GOAL OF THE EXERCISE =>
Extract every entry word for word.

(Collected data entries)

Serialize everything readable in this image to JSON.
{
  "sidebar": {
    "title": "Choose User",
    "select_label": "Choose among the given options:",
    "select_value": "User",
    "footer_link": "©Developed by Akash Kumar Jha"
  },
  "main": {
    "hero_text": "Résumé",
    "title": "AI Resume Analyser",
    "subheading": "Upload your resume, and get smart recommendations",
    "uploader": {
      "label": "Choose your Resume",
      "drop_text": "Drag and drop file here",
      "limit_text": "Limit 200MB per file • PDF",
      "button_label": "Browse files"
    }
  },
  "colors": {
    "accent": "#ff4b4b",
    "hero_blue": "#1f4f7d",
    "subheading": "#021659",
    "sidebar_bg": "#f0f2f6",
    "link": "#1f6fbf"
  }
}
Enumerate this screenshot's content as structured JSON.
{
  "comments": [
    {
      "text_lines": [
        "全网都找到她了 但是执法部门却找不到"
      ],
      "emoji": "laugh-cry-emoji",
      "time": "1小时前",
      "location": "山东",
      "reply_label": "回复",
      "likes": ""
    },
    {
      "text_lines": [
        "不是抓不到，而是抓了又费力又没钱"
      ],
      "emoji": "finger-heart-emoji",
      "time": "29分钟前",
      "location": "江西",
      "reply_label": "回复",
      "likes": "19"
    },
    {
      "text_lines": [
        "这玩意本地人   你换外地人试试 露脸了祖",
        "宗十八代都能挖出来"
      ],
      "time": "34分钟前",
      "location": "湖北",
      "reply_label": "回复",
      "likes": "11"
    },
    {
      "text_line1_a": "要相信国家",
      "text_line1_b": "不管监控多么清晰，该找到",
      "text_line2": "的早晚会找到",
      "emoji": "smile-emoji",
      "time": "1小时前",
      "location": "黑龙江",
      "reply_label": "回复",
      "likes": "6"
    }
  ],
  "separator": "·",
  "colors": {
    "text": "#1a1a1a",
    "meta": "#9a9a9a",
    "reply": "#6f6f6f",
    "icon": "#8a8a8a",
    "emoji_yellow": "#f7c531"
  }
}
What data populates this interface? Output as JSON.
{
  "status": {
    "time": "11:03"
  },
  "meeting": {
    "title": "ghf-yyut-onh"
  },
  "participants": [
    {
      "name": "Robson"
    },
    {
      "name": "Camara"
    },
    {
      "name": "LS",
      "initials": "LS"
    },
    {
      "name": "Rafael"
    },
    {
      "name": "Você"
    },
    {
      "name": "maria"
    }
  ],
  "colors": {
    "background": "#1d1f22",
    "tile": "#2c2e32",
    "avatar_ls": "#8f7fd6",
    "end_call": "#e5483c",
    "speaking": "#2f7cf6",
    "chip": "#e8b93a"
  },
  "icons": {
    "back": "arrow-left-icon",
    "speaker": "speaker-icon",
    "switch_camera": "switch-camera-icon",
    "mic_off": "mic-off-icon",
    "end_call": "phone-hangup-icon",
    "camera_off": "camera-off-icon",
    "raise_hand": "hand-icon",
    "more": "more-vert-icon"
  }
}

ANSWER TO THIS TASK =>
Serialize everything readable in this image to JSON.
{
  "sidebar": {
    "title": "Choose User",
    "select_label": "Choose among the given options:",
    "select_value": "User",
    "footer_link": "©Developed by Akash Kumar Jha"
  },
  "main": {
    "hero_text": "Résumé",
    "title": "AI Resume Analyser",
    "subheading": "Upload your resume, and get smart recommendations",
    "uploader": {
      "label": "Choose your Resume",
      "drop_text": "Drag and drop file here",
      "limit_text": "Limit 200MB per file • PDF",
      "button_label": "Browse files"
    }
  },
  "colors": {
    "accent": "#ff4b4b",
    "hero_blue": "#1f4f7d",
    "subheading": "#021659",
    "sidebar_bg": "#f0f2f6",
    "link": "#1f6fbf"
  }
}
Enumerate this screenshot's content as structured JSON.
{
  "comments": [
    {
      "text_lines": [
        "全网都找到她了 但是执法部门却找不到"
      ],
      "emoji": "laugh-cry-emoji",
      "time": "1小时前",
      "location": "山东",
      "reply_label": "回复",
      "likes": ""
    },
    {
      "text_lines": [
        "不是抓不到，而是抓了又费力又没钱"
      ],
      "emoji": "finger-heart-emoji",
      "time": "29分钟前",
      "location": "江西",
      "reply_label": "回复",
      "likes": "19"
    },
    {
      "text_lines": [
        "这玩意本地人   你换外地人试试 露脸了祖",
        "宗十八代都能挖出来"
      ],
      "time": "34分钟前",
      "location": "湖北",
      "reply_label": "回复",
      "likes": "11"
    },
    {
      "text_line1_a": "要相信国家",
      "text_line1_b": "不管监控多么清晰，该找到",
      "text_line2": "的早晚会找到",
      "emoji": "smile-emoji",
      "time": "1小时前",
      "location": "黑龙江",
      "reply_label": "回复",
      "likes": "6"
    }
  ],
  "separator": "·",
  "colors": {
    "text": "#1a1a1a",
    "meta": "#9a9a9a",
    "reply": "#6f6f6f",
    "icon": "#8a8a8a",
    "emoji_yellow": "#f7c531"
  }
}
What data populates this interface? Output as JSON.
{
  "status": {
    "time": "11:03"
  },
  "meeting": {
    "title": "ghf-yyut-onh"
  },
  "participants": [
    {
      "name": "Robson"
    },
    {
      "name": "Camara"
    },
    {
      "name": "LS",
      "initials": "LS"
    },
    {
      "name": "Rafael"
    },
    {
      "name": "Você"
    },
    {
      "name": "maria"
    }
  ],
  "colors": {
    "background": "#1d1f22",
    "tile": "#2c2e32",
    "avatar_ls": "#8f7fd6",
    "end_call": "#e5483c",
    "speaking": "#2f7cf6",
    "chip": "#e8b93a"
  },
  "icons": {
    "back": "arrow-left-icon",
    "speaker": "speaker-icon",
    "switch_camera": "switch-camera-icon",
    "mic_off": "mic-off-icon",
    "end_call": "phone-hangup-icon",
    "camera_off": "camera-off-icon",
    "raise_hand": "hand-icon",
    "more": "more-vert-icon"
  }
}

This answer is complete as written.